Work to be completed. Look through the data and write out every line with the word "this" in it.

[A run of records]
# # # #

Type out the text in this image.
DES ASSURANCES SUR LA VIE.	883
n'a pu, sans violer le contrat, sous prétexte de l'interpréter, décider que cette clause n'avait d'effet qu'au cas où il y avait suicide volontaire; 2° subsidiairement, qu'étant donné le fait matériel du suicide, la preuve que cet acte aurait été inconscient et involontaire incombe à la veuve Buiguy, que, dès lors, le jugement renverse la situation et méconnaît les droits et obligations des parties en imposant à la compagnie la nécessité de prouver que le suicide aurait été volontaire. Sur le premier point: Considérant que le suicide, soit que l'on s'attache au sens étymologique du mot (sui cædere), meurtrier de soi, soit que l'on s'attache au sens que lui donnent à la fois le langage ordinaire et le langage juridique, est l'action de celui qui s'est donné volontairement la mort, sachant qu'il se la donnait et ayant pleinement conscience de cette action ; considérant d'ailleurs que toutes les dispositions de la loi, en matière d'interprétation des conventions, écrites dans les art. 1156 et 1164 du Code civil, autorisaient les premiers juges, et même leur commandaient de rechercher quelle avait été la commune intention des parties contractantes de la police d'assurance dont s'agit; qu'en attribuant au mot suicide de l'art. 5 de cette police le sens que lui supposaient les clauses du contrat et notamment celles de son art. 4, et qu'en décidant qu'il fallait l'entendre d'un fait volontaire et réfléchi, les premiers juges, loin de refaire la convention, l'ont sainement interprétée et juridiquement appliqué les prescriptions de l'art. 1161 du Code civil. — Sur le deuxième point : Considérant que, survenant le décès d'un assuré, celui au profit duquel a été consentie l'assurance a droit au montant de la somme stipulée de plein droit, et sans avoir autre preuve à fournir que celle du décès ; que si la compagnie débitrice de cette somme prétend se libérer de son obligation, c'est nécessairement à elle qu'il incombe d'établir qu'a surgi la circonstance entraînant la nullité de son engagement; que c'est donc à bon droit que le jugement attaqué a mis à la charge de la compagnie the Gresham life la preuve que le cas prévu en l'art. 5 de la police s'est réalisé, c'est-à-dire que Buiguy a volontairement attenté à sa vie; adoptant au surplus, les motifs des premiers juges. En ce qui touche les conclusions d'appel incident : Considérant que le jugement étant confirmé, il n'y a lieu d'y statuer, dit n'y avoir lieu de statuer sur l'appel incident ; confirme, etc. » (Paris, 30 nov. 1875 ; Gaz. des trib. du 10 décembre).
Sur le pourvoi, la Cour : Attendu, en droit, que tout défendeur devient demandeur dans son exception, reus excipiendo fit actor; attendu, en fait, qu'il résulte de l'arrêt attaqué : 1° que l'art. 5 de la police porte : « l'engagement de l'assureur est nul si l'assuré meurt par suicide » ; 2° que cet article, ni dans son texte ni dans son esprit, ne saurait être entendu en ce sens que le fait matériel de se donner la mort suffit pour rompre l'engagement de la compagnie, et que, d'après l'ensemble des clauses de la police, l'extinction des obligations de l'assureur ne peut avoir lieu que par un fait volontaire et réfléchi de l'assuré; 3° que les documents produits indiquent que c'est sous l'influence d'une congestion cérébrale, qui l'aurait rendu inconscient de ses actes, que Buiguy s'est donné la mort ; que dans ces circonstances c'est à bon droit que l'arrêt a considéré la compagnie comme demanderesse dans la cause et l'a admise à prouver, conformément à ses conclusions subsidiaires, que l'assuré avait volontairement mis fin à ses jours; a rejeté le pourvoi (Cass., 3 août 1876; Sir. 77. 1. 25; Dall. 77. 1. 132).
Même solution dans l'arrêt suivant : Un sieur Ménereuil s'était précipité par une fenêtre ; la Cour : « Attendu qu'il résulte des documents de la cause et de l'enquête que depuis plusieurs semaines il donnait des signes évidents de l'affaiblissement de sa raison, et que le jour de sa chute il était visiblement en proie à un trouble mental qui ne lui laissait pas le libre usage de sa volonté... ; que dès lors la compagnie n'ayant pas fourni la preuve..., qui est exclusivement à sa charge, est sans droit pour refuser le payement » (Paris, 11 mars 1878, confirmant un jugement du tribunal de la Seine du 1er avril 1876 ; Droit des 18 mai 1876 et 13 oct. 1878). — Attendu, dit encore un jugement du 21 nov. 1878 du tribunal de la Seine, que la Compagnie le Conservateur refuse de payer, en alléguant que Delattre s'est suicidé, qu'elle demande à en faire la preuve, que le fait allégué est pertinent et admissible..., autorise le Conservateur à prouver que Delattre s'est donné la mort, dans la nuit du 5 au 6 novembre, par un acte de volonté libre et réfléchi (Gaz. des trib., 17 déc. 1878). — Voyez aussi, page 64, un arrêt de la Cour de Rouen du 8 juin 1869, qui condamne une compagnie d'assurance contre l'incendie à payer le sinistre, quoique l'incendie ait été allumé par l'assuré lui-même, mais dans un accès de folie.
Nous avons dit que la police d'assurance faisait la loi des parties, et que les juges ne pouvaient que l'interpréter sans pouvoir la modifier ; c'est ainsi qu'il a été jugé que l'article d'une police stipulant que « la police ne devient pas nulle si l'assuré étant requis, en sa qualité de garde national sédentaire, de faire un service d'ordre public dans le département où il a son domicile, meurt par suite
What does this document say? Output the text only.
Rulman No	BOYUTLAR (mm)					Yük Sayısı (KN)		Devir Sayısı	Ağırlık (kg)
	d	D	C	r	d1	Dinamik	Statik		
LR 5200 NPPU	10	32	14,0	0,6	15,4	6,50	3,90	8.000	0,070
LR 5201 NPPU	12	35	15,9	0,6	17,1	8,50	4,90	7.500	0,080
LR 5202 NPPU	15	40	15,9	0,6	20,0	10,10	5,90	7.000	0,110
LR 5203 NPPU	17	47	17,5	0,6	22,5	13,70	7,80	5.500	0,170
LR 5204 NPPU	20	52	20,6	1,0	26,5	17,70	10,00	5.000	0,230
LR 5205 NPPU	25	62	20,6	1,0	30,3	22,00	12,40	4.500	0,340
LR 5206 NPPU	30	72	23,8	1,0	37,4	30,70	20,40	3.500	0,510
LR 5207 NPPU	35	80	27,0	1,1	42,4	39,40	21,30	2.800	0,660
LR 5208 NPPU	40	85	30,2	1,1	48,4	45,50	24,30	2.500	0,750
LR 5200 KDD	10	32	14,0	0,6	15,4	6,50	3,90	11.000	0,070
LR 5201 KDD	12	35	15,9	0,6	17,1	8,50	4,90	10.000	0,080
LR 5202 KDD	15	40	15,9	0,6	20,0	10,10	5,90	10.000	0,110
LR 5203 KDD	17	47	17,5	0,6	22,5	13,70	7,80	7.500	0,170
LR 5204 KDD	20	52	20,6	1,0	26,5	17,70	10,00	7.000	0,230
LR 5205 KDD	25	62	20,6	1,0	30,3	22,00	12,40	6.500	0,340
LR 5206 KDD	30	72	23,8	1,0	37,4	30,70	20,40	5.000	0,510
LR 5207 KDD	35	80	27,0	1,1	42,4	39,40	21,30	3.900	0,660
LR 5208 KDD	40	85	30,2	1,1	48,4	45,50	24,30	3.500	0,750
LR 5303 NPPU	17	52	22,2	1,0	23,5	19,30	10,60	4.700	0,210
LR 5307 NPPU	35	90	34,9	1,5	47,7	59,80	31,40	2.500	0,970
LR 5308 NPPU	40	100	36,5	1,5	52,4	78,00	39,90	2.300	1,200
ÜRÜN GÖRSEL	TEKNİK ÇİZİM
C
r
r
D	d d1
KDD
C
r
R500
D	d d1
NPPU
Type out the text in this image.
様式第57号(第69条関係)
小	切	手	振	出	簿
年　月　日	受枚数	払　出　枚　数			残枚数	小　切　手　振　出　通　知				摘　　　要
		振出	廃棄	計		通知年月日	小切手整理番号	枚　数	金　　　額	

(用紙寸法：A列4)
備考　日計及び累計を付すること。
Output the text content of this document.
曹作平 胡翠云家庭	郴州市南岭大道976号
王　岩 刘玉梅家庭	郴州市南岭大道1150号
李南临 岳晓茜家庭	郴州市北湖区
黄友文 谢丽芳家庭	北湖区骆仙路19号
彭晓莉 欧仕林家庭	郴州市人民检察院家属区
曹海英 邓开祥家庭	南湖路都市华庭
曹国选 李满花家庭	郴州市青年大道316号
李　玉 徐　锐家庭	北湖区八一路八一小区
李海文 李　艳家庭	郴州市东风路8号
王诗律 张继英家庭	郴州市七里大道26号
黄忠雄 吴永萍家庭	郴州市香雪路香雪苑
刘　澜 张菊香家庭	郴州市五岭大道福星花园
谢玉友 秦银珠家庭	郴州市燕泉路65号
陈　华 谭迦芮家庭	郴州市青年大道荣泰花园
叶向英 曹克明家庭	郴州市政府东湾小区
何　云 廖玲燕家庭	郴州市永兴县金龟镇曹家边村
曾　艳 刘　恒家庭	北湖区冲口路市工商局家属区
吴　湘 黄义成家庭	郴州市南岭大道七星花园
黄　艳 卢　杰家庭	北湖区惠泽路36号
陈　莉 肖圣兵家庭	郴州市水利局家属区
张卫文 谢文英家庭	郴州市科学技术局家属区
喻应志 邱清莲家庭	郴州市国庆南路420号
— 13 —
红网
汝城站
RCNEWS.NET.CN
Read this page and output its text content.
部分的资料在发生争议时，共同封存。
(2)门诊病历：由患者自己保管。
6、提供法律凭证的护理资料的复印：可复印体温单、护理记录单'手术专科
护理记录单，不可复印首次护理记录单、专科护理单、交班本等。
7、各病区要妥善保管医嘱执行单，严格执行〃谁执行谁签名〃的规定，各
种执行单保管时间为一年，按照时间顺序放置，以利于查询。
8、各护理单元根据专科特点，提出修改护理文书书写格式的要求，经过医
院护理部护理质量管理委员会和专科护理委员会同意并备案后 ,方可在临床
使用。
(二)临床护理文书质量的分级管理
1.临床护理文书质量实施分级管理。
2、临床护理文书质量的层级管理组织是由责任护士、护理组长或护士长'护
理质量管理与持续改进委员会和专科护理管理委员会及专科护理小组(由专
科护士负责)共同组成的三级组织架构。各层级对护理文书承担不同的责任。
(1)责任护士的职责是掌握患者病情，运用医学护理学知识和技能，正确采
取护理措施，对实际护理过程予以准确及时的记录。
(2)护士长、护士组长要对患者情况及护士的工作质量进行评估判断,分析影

# # # #

Task output.
Type out the text in this image.
What does this document say? Output the text only.
Type out the text in this image.
Output the text content of this document.
Read this page and output its text content.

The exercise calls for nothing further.